● **DO THIS**:
Please update the records from the line with "251, 1301, 260]" up to and including the line with "120, 1015, 126]" by changing "candle-body" to "bar-body" and leaving everything else as it is. Return only those lines.

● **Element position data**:
§ §

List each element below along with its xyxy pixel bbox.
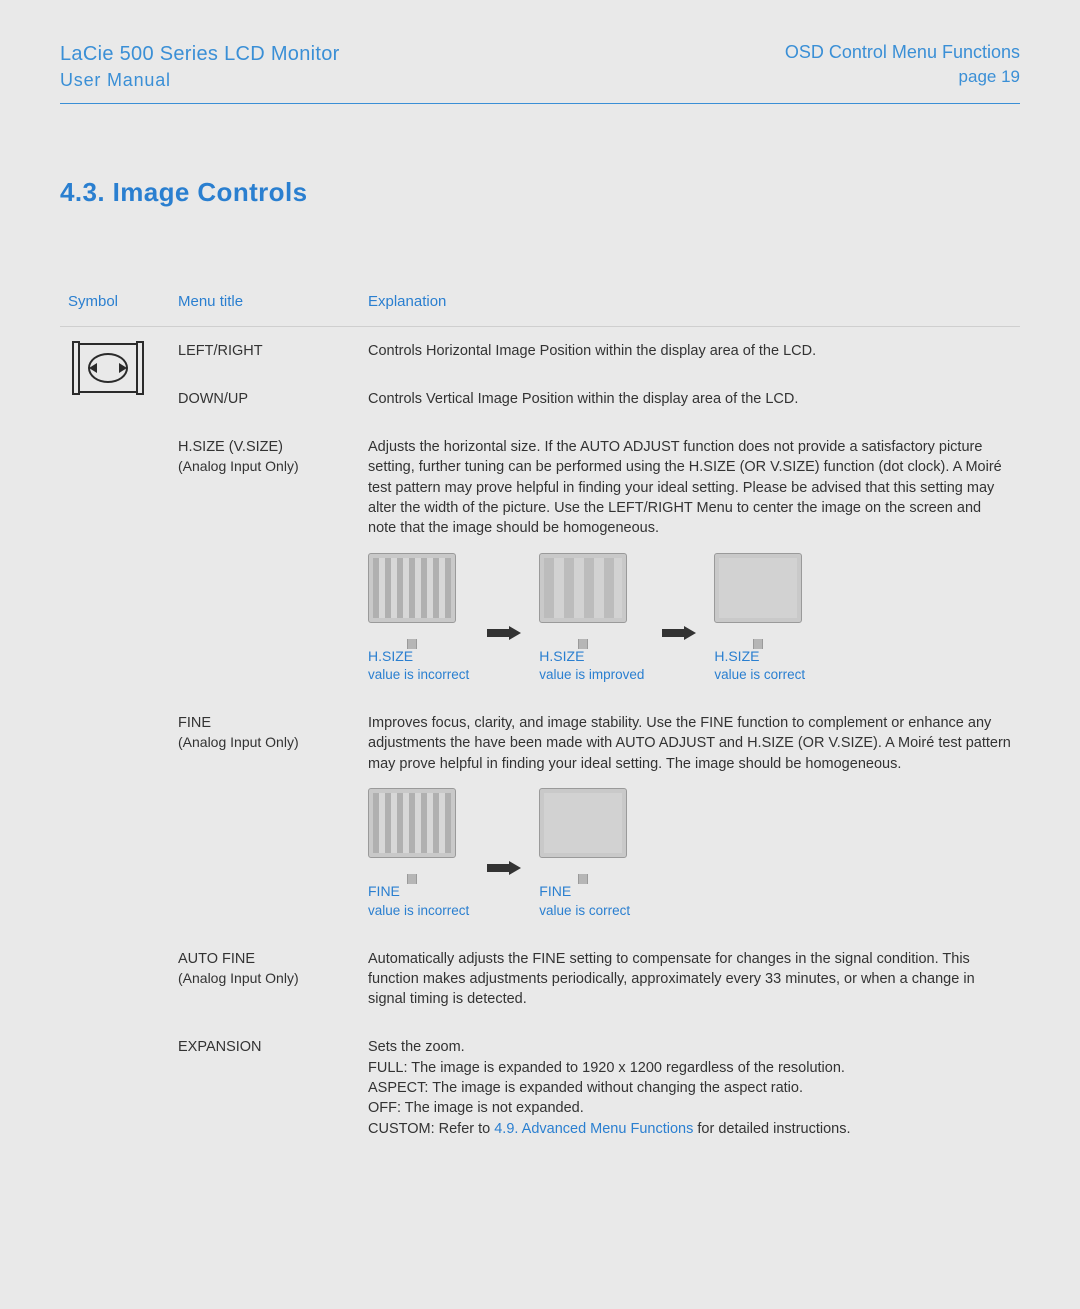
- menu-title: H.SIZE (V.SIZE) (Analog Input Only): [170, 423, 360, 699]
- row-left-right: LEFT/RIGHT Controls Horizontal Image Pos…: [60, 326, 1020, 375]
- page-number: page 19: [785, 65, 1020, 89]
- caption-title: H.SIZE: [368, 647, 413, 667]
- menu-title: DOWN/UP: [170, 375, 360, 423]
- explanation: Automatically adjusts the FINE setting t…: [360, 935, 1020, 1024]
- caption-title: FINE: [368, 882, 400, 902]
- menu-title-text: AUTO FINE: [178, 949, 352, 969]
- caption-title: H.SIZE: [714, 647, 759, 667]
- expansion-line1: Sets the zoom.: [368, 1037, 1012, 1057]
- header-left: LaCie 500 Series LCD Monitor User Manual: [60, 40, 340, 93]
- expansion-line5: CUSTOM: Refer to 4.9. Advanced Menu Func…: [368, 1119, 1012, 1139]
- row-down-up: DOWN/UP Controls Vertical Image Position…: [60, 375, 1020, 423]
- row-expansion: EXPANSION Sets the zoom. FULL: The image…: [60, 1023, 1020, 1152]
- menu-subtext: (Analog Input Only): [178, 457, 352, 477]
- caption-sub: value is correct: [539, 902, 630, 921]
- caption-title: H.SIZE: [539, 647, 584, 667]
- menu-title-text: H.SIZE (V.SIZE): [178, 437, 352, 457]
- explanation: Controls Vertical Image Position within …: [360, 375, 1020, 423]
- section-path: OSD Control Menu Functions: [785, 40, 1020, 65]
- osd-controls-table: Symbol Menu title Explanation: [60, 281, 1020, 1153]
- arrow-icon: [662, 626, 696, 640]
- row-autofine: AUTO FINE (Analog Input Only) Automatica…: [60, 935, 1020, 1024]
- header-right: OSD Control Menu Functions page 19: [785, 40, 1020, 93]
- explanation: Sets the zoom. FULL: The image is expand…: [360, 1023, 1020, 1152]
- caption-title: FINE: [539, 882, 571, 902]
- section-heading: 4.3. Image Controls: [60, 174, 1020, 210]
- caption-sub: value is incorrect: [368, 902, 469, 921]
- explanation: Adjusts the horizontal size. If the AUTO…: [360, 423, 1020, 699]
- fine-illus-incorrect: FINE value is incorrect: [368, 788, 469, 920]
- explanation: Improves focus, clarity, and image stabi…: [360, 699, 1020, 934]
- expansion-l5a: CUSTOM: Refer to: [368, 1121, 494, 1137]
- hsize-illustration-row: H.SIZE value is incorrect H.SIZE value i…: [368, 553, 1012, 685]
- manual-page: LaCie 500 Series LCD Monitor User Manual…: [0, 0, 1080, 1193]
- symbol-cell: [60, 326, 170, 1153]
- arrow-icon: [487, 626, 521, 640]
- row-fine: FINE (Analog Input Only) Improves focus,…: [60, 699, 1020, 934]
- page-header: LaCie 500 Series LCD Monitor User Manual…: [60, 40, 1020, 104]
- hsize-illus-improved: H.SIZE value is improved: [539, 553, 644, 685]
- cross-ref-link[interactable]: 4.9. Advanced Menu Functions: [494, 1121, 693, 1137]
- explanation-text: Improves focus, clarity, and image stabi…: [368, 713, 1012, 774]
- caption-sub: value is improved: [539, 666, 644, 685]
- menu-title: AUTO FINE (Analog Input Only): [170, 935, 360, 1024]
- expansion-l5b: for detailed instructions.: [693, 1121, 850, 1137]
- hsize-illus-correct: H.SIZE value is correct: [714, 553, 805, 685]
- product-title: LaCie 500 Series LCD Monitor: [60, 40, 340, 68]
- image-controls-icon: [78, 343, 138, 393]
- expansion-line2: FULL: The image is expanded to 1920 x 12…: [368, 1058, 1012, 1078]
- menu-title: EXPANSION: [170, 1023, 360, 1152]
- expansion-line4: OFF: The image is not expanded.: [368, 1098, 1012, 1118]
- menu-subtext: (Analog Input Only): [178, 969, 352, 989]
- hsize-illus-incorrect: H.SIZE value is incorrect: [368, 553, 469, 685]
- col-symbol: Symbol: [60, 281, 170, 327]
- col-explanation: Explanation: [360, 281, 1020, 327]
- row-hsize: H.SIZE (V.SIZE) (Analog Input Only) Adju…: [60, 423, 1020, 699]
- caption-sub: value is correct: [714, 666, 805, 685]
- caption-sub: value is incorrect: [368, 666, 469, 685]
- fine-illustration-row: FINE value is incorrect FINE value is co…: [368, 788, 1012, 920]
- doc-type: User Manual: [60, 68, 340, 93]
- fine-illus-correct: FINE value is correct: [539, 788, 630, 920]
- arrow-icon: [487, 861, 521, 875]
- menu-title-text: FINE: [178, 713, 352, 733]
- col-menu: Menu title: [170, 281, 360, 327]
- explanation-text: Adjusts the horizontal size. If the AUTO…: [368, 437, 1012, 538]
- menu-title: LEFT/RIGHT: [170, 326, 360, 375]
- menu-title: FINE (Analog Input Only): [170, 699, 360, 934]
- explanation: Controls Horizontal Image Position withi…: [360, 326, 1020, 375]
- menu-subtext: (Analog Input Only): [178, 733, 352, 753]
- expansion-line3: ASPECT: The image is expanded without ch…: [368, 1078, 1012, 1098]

§ §

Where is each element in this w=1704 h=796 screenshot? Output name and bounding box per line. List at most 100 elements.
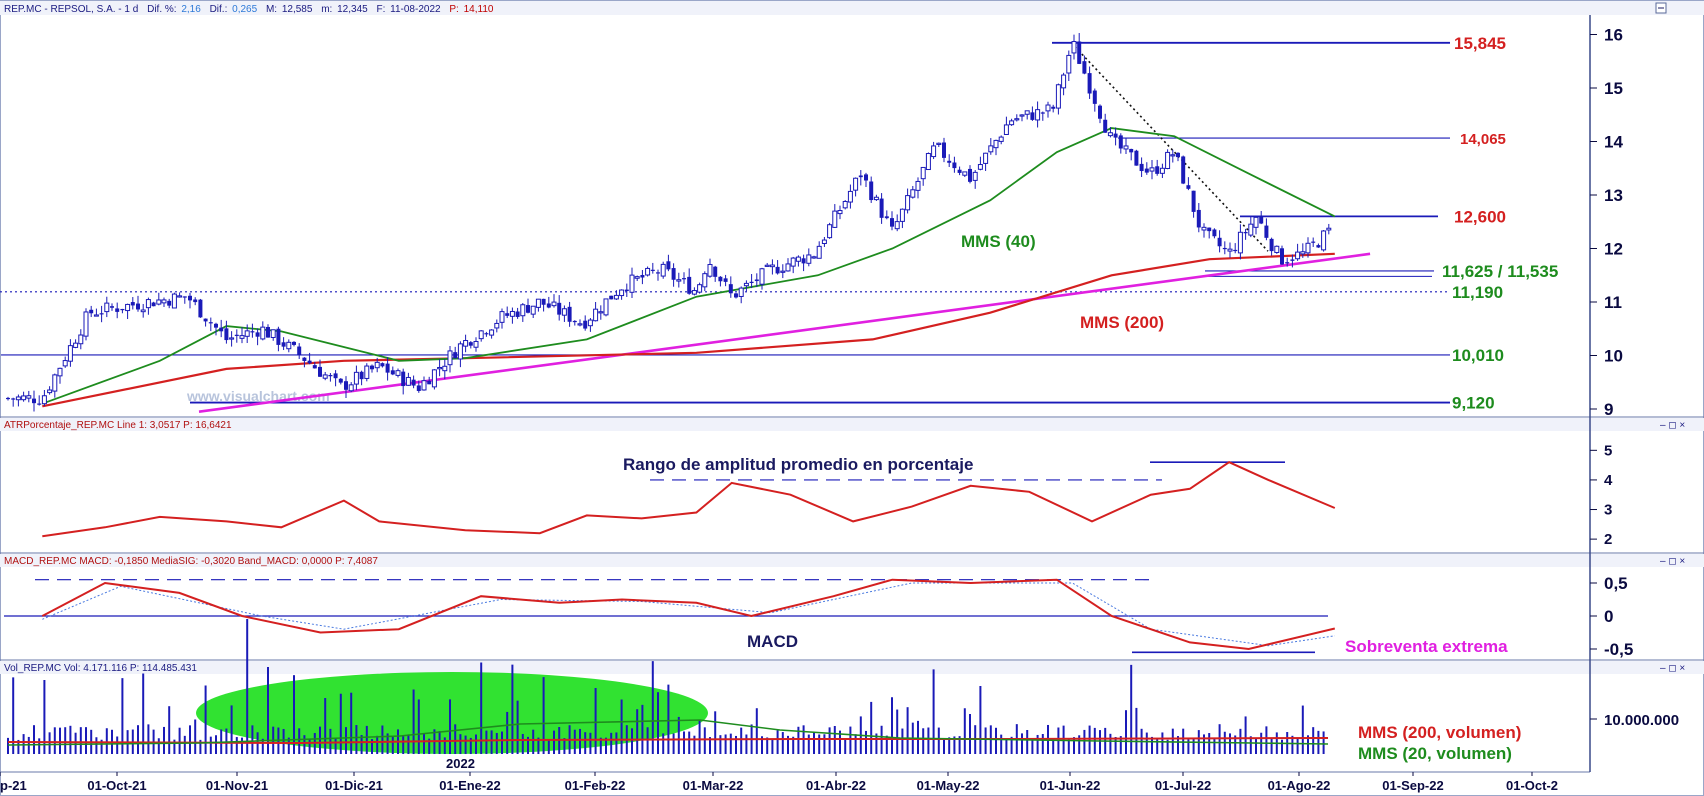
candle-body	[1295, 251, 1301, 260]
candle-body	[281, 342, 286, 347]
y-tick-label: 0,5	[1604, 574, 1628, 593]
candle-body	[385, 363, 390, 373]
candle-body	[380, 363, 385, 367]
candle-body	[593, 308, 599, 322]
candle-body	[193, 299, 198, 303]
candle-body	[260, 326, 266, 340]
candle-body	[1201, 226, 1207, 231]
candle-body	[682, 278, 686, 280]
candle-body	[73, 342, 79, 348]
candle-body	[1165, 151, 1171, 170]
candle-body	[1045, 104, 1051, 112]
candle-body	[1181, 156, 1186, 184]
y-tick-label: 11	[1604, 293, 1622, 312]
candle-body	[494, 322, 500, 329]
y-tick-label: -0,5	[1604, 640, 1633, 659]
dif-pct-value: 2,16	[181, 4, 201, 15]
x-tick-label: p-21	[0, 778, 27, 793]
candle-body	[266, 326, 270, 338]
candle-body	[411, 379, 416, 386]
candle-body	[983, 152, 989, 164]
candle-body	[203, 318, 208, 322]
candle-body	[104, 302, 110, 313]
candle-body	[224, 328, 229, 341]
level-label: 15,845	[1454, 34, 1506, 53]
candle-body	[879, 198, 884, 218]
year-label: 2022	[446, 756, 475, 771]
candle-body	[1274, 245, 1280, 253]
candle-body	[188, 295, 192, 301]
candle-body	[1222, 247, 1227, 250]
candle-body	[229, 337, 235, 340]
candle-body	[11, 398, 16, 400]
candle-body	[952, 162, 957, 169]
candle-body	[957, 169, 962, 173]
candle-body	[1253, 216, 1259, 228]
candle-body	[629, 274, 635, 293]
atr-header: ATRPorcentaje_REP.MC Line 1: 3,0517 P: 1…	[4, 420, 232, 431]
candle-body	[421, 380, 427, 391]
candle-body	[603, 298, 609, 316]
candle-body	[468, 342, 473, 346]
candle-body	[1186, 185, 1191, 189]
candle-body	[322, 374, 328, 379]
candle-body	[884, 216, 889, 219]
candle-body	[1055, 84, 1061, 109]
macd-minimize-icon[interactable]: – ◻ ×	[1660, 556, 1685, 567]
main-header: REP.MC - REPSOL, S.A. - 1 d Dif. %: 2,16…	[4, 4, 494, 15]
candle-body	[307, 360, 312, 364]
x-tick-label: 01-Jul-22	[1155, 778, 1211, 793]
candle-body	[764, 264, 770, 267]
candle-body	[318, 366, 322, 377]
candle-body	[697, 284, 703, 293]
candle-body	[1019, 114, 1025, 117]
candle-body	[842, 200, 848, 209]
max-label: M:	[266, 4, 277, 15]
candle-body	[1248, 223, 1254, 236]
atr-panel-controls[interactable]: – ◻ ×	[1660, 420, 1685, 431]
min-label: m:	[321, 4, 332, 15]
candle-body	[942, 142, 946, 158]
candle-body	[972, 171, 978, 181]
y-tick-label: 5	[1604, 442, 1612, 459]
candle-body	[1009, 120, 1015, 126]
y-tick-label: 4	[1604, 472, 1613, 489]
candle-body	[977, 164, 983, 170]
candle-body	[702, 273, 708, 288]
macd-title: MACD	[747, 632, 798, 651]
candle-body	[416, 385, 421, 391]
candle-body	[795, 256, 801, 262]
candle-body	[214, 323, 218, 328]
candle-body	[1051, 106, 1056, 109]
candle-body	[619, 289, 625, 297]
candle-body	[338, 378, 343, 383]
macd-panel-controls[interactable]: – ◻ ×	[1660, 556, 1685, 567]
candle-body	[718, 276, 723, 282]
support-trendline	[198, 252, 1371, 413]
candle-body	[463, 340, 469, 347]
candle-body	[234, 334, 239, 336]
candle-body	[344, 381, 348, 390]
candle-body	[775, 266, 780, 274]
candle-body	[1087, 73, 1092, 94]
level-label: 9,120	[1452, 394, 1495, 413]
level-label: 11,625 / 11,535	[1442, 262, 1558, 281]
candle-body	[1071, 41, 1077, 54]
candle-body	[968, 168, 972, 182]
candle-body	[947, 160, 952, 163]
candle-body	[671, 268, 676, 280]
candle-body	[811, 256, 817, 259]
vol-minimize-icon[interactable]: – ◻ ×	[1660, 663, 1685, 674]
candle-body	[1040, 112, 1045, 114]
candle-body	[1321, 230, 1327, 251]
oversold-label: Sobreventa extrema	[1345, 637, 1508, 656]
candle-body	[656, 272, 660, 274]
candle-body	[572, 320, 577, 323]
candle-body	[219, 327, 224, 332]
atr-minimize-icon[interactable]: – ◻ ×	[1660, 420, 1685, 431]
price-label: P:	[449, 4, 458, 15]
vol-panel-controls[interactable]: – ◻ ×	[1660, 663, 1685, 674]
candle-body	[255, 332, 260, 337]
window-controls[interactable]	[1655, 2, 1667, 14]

§ §

● **COMPLETE RESPONSE**:
bar-body	[1295, 251, 1301, 260]
bar-body	[281, 342, 286, 347]
y-tick-label: 0,5	[1604, 574, 1628, 593]
bar-body	[385, 363, 390, 373]
bar-body	[380, 363, 385, 367]
bar-body	[593, 308, 599, 322]
bar-body	[193, 299, 198, 303]
bar-body	[260, 326, 266, 340]
bar-body	[1201, 226, 1207, 231]
bar-body	[682, 278, 686, 280]
bar-body	[73, 342, 79, 348]
bar-body	[1165, 151, 1171, 170]
bar-body	[1045, 104, 1051, 112]
bar-body	[1181, 156, 1186, 184]
y-tick-label: 11	[1604, 293, 1622, 312]
bar-body	[494, 322, 500, 329]
y-tick-label: -0,5	[1604, 640, 1633, 659]
dif-pct-value: 2,16	[181, 4, 201, 15]
x-tick-label: p-21	[0, 778, 27, 793]
bar-body	[266, 326, 270, 338]
bar-body	[411, 379, 416, 386]
bar-body	[983, 152, 989, 164]
bar-body	[203, 318, 208, 322]
bar-body	[104, 302, 110, 313]
bar-body	[224, 328, 229, 341]
level-label: 15,845	[1454, 34, 1506, 53]
bar-body	[879, 198, 884, 218]
year-label: 2022	[446, 756, 475, 771]
bar-body	[1274, 245, 1280, 253]
bar-body	[188, 295, 192, 301]
bar-body	[1222, 247, 1227, 250]
bar-body	[229, 337, 235, 340]
bar-body	[11, 398, 16, 400]
bar-body	[952, 162, 957, 169]
bar-body	[957, 169, 962, 173]
bar-body	[1253, 216, 1259, 228]
bar-body	[629, 274, 635, 293]
atr-header: ATRPorcentaje_REP.MC Line 1: 3,0517 P: 1…	[4, 420, 232, 431]
bar-body	[421, 380, 427, 391]
bar-body	[603, 298, 609, 316]
bar-body	[468, 342, 473, 346]
bar-body	[1186, 185, 1191, 189]
bar-body	[322, 374, 328, 379]
bar-body	[884, 216, 889, 219]
bar-body	[1055, 84, 1061, 109]
macd-minimize-icon[interactable]: – ◻ ×	[1660, 556, 1685, 567]
main-header: REP.MC - REPSOL, S.A. - 1 d Dif. %: 2,16…	[4, 4, 494, 15]
bar-body	[307, 360, 312, 364]
x-tick-label: 01-Jul-22	[1155, 778, 1211, 793]
bar-body	[764, 264, 770, 267]
bar-body	[318, 366, 322, 377]
bar-body	[697, 284, 703, 293]
bar-body	[1019, 114, 1025, 117]
bar-body	[842, 200, 848, 209]
max-label: M:	[266, 4, 277, 15]
bar-body	[1248, 223, 1254, 236]
atr-panel-controls[interactable]: – ◻ ×	[1660, 420, 1685, 431]
min-label: m:	[321, 4, 332, 15]
bar-body	[942, 142, 946, 158]
bar-body	[972, 171, 978, 181]
y-tick-label: 5	[1604, 442, 1612, 459]
bar-body	[1009, 120, 1015, 126]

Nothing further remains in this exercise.